━━━━━ MATERIAL

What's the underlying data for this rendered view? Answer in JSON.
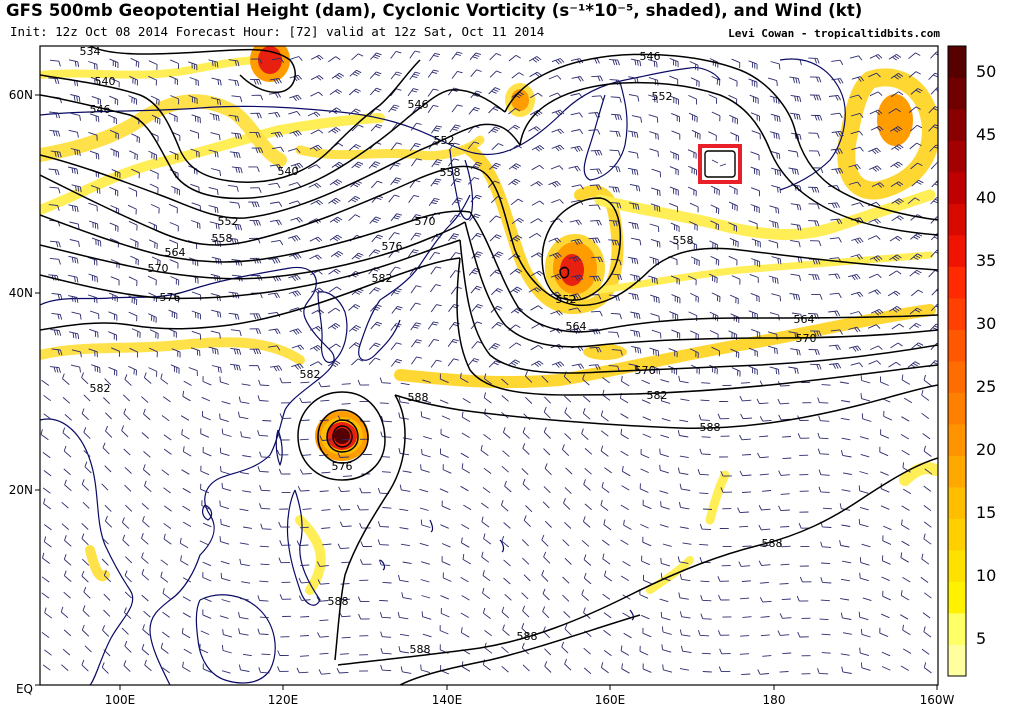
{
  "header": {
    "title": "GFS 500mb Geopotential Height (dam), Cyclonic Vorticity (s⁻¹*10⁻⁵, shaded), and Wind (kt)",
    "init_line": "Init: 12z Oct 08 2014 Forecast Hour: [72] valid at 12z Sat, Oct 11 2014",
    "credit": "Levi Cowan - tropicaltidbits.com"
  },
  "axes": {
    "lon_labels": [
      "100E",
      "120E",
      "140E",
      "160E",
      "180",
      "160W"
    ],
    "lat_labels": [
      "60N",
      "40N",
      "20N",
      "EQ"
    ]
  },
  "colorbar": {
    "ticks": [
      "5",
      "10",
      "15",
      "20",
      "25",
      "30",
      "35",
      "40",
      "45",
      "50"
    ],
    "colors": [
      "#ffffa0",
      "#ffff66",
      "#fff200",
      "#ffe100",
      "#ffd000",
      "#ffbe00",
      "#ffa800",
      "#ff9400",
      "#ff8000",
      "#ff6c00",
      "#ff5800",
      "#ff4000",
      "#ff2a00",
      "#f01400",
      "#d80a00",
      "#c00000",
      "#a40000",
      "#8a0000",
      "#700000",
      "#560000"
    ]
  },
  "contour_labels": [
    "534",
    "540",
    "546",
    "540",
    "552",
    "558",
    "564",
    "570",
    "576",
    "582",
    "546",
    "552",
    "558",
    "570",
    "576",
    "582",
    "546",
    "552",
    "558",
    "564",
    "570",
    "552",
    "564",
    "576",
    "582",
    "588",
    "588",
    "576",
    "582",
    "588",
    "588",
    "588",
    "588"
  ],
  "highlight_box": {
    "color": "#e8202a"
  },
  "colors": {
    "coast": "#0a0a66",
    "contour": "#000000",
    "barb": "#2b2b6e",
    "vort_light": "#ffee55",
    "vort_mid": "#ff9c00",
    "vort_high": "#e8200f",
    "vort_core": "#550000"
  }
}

━━━━━━━━━━
━━━━━ MATERIAL

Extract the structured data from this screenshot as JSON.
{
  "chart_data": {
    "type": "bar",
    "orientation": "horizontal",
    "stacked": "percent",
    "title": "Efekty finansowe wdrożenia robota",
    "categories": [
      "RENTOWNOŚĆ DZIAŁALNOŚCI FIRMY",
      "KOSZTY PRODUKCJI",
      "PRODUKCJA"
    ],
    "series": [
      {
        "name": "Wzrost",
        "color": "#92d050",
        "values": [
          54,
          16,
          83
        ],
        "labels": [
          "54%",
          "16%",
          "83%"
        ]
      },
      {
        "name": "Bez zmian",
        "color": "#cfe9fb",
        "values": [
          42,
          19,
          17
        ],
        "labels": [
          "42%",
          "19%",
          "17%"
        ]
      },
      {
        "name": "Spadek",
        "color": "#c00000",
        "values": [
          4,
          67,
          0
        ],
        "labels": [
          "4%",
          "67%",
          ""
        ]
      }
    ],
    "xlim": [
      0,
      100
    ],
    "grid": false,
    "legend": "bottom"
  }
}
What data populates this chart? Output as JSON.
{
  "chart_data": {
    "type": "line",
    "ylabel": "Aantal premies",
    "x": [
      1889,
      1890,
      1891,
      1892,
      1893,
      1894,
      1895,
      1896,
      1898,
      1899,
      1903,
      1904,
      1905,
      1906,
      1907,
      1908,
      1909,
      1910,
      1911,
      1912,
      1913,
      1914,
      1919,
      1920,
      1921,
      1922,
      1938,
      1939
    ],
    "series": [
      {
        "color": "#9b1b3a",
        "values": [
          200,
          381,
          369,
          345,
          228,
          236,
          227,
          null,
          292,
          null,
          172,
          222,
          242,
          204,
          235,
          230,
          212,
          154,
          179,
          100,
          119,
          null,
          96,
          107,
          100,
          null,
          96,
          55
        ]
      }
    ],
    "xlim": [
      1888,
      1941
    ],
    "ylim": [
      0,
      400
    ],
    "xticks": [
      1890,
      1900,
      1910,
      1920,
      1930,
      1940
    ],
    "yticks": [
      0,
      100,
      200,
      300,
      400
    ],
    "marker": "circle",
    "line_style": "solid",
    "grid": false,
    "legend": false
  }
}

━━━━━━━━━━
━━━━━ MATERIAL

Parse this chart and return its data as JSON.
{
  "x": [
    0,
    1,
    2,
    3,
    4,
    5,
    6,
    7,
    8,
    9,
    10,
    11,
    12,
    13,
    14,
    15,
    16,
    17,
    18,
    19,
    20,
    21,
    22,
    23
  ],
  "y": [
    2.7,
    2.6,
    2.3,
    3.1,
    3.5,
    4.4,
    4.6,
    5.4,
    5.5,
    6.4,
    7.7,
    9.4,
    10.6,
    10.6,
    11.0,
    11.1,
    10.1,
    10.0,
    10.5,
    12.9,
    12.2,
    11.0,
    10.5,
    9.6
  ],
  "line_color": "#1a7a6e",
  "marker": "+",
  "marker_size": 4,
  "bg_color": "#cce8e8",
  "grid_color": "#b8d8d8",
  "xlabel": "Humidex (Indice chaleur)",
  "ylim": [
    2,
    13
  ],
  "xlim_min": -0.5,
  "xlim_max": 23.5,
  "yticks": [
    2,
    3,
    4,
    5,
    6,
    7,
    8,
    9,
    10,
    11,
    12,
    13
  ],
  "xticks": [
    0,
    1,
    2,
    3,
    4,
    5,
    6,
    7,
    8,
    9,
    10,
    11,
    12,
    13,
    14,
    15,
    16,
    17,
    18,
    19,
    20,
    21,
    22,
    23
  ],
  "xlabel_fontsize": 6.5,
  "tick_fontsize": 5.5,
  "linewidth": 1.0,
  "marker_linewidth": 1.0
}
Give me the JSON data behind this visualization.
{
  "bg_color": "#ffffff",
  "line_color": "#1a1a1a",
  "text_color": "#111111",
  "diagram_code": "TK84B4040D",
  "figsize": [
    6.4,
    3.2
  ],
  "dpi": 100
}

━━━━━━━━━━

* [THE REQUEST]: Count every line in the entries above where the word "What" appears; respond with the number alone.

* [RESULT OF THIS TASK]: 2